§ Task goal
Make a tally of the lines in the records that include the string "check", and give only that number.

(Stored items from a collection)
[start]

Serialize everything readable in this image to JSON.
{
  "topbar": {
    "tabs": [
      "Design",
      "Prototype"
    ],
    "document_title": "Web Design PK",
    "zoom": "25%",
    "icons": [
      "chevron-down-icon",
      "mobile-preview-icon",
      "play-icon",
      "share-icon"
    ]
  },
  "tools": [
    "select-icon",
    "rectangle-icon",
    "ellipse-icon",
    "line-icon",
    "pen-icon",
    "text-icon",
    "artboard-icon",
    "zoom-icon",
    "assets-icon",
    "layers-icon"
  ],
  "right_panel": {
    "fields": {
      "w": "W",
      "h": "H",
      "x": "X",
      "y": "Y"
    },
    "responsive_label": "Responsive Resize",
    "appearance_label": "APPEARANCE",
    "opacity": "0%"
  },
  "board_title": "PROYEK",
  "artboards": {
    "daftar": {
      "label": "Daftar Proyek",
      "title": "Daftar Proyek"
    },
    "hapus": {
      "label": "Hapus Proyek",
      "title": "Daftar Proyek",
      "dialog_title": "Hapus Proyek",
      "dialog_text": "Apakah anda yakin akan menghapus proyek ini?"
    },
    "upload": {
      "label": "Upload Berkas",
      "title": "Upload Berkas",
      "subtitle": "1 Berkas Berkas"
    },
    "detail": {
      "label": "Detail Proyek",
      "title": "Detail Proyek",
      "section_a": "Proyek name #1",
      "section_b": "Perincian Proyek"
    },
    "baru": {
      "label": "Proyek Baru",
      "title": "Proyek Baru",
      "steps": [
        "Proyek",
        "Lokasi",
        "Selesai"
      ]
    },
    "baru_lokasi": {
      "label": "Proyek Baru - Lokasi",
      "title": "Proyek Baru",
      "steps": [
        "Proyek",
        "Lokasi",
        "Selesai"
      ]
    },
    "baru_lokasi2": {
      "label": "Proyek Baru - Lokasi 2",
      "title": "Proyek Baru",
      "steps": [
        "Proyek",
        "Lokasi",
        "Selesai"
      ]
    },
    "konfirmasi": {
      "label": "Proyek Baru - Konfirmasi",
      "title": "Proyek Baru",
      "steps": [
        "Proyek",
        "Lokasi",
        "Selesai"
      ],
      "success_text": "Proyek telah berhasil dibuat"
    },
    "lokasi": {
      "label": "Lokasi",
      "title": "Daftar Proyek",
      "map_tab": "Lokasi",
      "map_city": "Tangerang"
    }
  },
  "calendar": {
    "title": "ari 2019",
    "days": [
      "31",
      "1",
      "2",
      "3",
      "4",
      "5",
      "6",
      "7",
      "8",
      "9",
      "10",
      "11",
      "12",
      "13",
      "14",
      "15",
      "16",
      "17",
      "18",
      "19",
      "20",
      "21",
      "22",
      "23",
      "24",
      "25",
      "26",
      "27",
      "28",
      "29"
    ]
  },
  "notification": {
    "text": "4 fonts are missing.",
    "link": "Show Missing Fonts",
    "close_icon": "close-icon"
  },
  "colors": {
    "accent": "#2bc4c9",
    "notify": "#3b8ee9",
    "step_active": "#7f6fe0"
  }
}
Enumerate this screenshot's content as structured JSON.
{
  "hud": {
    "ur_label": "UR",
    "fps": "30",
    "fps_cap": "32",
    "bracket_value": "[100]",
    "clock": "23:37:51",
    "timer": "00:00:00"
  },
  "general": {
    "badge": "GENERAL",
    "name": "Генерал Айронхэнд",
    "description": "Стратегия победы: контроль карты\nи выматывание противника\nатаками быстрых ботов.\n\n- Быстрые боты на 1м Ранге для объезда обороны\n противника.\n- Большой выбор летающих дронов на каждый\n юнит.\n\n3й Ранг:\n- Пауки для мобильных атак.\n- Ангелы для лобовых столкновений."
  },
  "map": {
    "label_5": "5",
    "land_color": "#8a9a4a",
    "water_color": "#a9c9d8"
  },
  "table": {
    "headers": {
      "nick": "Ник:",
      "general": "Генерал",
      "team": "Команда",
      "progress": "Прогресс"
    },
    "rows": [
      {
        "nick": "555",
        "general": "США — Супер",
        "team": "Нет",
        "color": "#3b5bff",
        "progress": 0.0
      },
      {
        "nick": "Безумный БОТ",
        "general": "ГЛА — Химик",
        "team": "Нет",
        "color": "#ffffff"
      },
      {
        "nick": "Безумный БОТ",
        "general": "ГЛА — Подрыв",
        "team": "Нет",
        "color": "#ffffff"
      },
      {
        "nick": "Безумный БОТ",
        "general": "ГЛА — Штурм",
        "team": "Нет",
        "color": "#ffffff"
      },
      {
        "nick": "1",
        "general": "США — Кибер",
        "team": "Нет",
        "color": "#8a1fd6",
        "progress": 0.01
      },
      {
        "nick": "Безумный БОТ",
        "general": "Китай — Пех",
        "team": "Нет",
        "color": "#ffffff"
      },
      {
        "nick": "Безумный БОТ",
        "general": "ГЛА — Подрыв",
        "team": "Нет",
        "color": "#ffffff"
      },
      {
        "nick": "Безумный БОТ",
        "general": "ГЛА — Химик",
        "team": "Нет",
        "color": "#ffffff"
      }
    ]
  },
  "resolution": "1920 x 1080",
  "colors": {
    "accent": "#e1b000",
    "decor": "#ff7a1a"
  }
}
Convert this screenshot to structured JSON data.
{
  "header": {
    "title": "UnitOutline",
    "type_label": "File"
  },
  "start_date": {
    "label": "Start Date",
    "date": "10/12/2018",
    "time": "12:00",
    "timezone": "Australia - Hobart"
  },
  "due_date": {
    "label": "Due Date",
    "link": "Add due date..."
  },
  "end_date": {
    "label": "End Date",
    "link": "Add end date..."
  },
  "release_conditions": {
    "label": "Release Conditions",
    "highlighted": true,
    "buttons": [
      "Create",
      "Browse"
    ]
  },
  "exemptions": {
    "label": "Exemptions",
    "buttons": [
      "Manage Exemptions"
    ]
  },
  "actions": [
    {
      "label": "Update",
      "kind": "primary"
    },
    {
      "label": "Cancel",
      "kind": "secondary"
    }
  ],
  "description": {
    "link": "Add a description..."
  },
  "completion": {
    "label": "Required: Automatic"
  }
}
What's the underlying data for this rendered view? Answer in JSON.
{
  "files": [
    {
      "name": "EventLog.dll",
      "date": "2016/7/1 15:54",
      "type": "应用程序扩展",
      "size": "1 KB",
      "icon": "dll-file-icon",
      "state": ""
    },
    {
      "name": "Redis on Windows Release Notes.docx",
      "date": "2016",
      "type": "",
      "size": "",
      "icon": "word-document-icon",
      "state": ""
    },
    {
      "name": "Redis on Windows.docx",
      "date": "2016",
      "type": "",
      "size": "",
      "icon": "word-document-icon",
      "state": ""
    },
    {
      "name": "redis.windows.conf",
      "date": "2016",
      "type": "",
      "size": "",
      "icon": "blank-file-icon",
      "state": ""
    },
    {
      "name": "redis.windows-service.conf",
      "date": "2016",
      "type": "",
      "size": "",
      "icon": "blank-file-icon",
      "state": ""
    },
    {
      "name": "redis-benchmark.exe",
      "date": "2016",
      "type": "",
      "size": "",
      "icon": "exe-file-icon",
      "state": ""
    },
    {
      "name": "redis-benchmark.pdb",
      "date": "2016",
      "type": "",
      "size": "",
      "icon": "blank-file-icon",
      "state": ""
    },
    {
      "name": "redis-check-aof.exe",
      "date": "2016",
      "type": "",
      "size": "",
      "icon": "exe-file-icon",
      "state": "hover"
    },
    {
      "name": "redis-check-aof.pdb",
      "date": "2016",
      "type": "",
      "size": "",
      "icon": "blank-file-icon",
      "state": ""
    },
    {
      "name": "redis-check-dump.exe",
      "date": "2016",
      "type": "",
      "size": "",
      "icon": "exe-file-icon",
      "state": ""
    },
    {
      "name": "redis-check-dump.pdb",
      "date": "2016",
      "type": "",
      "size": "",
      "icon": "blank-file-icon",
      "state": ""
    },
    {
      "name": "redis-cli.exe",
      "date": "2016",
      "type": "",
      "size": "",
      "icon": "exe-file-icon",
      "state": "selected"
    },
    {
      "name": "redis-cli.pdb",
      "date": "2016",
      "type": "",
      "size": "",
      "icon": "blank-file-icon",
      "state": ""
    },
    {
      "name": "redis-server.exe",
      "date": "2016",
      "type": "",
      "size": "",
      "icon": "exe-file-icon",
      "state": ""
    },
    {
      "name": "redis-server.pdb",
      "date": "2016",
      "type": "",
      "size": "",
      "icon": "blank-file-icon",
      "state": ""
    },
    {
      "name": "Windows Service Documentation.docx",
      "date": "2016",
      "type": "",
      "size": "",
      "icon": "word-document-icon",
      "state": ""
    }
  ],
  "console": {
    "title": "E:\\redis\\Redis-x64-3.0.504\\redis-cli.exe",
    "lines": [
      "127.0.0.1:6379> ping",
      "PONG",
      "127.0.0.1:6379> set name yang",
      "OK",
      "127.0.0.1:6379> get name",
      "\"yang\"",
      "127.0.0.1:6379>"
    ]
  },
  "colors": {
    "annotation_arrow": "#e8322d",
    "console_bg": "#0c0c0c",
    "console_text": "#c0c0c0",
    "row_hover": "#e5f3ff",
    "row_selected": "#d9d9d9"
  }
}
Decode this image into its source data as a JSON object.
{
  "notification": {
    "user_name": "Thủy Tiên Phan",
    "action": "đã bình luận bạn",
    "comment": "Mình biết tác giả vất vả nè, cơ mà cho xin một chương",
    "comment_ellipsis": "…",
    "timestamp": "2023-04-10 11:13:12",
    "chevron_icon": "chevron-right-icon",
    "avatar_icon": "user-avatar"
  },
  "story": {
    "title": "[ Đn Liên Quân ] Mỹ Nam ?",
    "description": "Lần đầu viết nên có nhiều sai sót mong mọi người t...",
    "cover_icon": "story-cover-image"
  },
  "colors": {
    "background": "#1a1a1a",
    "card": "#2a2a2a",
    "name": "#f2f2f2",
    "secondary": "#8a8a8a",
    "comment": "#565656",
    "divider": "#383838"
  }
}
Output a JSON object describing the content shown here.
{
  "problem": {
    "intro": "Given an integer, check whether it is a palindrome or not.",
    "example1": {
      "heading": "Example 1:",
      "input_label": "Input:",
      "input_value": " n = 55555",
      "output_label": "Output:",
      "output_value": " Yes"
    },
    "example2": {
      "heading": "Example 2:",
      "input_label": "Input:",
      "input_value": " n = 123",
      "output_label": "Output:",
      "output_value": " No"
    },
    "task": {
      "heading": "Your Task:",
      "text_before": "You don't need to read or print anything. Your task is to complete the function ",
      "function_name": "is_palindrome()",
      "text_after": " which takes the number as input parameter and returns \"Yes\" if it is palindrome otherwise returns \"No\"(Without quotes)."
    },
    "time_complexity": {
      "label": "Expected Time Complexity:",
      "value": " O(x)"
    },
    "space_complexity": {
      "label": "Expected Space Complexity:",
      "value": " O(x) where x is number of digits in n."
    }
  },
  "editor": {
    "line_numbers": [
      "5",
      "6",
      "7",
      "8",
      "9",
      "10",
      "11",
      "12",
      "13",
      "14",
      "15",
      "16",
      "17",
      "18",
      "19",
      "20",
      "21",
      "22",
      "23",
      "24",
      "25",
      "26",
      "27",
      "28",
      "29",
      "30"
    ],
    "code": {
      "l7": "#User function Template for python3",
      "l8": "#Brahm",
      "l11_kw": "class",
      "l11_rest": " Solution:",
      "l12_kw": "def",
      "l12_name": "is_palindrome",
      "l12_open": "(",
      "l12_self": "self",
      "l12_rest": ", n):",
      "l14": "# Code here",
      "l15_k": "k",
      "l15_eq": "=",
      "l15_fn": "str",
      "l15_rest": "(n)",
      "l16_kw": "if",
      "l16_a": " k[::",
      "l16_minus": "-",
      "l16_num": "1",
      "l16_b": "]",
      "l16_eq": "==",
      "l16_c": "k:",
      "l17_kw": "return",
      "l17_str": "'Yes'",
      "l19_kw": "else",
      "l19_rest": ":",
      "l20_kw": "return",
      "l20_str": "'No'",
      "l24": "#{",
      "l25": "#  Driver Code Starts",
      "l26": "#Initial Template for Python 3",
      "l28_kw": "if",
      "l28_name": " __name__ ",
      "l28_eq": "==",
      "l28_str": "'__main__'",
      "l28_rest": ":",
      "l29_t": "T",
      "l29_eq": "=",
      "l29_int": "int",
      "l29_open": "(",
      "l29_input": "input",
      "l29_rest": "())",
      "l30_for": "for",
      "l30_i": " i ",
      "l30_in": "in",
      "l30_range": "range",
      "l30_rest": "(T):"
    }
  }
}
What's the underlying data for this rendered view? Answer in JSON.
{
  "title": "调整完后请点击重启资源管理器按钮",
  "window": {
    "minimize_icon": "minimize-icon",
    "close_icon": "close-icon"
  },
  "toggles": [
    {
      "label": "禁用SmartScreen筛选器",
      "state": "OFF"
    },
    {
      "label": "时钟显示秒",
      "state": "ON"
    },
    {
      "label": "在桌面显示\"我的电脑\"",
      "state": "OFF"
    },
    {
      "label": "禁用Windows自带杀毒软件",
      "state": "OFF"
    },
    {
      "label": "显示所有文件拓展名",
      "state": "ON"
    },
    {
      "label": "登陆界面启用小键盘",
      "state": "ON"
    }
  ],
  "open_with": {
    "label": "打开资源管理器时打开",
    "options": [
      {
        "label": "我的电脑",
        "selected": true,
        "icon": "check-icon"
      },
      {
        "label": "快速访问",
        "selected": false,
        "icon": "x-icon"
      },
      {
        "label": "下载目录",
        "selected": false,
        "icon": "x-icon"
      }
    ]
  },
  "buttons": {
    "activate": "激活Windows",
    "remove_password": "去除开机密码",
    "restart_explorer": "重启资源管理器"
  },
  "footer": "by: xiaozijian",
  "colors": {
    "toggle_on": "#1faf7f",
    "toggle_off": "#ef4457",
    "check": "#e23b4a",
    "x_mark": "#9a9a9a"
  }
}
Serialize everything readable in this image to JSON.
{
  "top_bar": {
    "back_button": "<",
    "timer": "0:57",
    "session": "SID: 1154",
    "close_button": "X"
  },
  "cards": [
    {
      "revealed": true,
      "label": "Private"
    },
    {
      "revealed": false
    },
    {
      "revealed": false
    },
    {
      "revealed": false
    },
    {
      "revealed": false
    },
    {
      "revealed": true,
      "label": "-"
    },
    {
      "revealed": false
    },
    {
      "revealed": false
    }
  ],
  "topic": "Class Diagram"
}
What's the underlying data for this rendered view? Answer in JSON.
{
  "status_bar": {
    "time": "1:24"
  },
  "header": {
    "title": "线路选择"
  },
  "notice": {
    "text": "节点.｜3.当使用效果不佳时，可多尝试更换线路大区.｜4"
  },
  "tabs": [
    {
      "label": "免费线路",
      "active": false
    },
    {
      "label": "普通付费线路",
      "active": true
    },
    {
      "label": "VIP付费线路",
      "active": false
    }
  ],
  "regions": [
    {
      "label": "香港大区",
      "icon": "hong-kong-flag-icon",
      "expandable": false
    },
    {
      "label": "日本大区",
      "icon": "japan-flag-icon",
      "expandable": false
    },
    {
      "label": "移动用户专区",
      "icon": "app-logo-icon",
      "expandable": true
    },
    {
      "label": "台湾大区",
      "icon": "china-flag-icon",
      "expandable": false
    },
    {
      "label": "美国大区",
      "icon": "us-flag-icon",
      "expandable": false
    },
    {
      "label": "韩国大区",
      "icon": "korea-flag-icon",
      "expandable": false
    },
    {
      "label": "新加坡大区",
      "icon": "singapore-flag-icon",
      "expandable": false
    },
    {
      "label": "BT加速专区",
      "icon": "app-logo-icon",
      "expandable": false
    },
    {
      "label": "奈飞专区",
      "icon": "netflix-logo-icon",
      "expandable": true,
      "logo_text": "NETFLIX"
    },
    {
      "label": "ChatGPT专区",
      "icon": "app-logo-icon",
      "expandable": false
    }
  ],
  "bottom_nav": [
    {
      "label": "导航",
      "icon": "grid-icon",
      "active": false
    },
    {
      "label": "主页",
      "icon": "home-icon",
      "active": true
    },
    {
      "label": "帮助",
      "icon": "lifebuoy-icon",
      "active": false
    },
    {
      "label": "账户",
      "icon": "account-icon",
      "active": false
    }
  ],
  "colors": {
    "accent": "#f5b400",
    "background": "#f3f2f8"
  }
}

[end]

§ Completed task
7